[start of Records provided]

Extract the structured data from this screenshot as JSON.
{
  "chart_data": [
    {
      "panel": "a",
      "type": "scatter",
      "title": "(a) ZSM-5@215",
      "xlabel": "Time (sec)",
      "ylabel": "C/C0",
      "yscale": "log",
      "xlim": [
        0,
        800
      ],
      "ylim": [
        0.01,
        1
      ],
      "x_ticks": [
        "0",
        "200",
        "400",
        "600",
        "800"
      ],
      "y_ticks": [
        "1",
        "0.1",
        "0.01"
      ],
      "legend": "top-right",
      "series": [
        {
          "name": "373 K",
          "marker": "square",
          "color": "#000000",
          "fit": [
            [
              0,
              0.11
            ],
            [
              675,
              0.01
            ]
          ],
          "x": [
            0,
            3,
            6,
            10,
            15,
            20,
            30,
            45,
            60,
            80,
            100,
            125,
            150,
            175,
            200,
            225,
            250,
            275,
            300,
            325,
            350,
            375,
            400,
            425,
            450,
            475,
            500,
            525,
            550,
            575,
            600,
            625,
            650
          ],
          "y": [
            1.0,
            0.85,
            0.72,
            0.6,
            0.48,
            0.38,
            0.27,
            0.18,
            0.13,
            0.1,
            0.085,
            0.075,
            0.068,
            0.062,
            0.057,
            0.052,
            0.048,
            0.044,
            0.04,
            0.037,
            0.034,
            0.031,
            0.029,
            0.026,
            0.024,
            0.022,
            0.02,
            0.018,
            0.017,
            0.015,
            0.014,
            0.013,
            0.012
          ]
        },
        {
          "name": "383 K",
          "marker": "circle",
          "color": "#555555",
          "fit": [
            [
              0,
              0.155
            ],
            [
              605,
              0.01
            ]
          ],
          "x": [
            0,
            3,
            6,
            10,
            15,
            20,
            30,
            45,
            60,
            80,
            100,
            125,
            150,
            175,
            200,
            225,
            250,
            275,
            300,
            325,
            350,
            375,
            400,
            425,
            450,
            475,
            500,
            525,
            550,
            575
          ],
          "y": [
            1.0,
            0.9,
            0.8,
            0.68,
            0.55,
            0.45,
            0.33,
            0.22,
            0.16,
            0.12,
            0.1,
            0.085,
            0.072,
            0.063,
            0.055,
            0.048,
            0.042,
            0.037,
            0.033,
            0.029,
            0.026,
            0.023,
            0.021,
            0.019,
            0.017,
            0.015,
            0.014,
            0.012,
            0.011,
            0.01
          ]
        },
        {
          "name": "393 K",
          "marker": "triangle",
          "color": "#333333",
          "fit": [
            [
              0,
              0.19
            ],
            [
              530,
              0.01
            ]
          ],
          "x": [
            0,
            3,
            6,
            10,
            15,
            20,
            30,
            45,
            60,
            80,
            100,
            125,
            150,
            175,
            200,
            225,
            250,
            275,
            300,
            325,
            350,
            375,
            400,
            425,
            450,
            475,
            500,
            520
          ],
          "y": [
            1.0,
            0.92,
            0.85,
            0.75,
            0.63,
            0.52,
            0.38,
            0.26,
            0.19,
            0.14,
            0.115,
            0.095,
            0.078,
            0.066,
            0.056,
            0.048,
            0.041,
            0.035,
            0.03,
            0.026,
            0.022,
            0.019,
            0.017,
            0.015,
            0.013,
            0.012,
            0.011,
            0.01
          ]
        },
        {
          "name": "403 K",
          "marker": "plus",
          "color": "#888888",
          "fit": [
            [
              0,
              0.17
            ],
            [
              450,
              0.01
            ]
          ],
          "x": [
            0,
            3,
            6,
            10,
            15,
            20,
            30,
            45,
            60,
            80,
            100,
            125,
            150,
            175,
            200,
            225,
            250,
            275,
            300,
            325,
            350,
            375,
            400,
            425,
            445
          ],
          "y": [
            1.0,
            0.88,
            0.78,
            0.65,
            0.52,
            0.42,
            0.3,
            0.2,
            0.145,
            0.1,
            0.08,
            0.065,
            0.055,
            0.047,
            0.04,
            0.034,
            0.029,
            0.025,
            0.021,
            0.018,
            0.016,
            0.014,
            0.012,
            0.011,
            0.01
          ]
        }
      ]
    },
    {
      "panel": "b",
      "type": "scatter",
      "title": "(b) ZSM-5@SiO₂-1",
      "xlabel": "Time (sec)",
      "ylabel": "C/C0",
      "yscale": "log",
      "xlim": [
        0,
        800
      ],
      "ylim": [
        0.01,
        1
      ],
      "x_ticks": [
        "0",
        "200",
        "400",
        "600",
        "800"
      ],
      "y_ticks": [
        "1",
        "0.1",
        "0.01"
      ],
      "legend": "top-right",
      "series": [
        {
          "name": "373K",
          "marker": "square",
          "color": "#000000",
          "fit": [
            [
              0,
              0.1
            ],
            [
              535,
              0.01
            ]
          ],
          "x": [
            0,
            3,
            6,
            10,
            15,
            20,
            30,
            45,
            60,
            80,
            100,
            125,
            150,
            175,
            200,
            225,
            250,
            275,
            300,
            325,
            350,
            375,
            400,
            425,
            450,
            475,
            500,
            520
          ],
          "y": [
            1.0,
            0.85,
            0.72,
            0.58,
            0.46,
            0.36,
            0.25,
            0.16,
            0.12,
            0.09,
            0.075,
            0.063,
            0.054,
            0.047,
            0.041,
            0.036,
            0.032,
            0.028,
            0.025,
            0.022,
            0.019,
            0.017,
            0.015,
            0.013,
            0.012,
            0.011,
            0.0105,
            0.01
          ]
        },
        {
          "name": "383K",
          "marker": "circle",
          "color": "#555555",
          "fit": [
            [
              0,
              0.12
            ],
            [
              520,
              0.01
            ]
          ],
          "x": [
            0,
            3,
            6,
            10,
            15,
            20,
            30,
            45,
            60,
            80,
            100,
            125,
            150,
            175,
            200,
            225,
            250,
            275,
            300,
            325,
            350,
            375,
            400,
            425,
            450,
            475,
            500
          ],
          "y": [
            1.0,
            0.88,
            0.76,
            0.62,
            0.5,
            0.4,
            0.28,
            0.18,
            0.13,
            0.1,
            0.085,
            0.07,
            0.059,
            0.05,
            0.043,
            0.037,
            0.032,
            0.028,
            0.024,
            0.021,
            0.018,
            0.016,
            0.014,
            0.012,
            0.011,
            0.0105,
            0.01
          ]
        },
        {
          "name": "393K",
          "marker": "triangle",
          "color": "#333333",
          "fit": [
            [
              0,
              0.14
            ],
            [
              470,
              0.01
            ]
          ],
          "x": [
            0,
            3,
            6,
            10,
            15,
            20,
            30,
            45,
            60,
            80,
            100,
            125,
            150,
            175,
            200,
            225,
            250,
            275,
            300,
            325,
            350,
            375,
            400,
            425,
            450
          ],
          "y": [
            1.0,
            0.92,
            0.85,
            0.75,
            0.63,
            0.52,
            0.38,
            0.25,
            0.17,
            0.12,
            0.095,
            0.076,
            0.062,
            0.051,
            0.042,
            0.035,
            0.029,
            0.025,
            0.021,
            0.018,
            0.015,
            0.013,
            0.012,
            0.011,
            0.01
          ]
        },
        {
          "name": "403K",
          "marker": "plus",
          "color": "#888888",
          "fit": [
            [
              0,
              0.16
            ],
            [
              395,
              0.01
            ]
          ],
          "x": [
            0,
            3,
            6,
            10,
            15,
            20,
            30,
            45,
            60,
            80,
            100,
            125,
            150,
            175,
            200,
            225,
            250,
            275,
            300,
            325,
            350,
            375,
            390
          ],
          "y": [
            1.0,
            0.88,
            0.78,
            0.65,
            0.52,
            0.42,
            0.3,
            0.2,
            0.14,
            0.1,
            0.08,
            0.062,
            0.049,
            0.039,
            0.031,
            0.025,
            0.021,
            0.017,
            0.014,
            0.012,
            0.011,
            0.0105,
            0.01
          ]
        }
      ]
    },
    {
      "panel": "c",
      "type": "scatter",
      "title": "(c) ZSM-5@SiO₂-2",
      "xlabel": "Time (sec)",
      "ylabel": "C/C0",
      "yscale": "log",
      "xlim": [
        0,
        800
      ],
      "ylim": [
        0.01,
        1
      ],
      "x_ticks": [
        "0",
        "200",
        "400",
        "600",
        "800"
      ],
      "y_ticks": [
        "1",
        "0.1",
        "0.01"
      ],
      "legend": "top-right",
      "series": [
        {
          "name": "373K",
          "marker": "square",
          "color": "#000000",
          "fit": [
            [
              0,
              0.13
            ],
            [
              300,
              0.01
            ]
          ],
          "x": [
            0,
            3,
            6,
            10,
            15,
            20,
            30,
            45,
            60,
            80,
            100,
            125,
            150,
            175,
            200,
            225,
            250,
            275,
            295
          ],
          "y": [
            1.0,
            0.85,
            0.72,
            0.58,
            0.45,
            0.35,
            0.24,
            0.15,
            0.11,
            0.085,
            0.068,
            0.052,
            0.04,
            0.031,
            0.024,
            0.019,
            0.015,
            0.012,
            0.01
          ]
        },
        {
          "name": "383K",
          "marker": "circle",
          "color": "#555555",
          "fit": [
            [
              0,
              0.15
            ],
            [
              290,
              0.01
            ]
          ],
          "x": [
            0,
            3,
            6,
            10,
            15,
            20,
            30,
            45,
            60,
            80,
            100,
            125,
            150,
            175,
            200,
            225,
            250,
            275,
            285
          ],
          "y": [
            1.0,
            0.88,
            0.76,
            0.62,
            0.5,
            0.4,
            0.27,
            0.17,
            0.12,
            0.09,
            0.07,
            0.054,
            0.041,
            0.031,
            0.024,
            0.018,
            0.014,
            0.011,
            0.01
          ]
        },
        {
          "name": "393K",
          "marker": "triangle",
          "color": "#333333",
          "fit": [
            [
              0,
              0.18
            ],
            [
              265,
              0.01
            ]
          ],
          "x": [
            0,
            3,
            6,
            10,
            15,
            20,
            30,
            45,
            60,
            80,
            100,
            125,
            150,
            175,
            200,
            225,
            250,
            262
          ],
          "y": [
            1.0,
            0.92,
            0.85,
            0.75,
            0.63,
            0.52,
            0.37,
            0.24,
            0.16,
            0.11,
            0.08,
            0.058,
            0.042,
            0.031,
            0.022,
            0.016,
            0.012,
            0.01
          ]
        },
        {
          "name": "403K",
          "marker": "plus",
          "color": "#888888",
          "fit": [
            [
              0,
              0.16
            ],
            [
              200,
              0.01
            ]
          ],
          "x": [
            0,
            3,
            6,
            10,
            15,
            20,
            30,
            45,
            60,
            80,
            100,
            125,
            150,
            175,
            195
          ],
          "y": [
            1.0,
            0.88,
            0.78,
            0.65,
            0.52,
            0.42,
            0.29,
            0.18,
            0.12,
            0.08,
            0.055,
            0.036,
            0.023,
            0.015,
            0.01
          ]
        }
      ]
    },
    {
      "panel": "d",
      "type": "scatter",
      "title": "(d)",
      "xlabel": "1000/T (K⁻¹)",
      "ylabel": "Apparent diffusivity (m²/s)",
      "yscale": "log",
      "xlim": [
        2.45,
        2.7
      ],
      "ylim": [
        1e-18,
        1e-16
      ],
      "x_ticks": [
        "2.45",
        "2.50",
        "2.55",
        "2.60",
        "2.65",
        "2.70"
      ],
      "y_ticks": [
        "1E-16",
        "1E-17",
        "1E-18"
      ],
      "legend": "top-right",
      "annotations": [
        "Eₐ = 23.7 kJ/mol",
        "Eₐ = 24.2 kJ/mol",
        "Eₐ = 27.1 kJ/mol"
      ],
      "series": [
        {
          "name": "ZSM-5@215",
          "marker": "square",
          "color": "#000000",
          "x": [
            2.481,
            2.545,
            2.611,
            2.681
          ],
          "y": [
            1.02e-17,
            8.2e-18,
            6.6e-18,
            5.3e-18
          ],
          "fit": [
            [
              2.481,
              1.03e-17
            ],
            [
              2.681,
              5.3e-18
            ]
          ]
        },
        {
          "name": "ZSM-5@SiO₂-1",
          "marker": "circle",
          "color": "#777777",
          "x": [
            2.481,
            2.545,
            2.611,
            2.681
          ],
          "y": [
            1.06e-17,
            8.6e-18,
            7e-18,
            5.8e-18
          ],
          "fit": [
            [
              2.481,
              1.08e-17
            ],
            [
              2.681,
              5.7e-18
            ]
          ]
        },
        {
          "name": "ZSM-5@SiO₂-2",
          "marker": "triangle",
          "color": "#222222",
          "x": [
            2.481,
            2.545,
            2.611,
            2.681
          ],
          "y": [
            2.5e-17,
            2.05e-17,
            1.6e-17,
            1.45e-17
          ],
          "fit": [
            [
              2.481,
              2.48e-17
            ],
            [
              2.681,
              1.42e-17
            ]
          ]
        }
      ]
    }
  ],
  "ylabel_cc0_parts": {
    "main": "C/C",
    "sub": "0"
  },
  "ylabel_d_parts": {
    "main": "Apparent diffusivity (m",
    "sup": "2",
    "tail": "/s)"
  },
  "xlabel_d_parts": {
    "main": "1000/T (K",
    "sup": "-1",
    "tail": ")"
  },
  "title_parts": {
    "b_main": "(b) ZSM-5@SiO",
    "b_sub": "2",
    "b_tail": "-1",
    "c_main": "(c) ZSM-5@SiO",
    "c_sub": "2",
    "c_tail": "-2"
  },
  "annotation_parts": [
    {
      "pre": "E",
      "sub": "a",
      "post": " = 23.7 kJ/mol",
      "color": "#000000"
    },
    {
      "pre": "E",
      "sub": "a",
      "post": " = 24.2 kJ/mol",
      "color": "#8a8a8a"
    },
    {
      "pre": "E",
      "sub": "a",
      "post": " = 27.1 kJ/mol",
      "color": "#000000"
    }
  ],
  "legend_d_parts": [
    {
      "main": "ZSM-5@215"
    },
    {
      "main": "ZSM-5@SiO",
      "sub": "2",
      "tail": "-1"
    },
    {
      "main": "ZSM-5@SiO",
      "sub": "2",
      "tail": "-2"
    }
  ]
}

[end of Records provided]

Problem requirements - Pick out the lines above that hold the string "diffusivity" and show them.

Correct response -
      "ylabel": "Apparent diffusivity (m²/s)",
    "main": "Apparent diffusivity (m",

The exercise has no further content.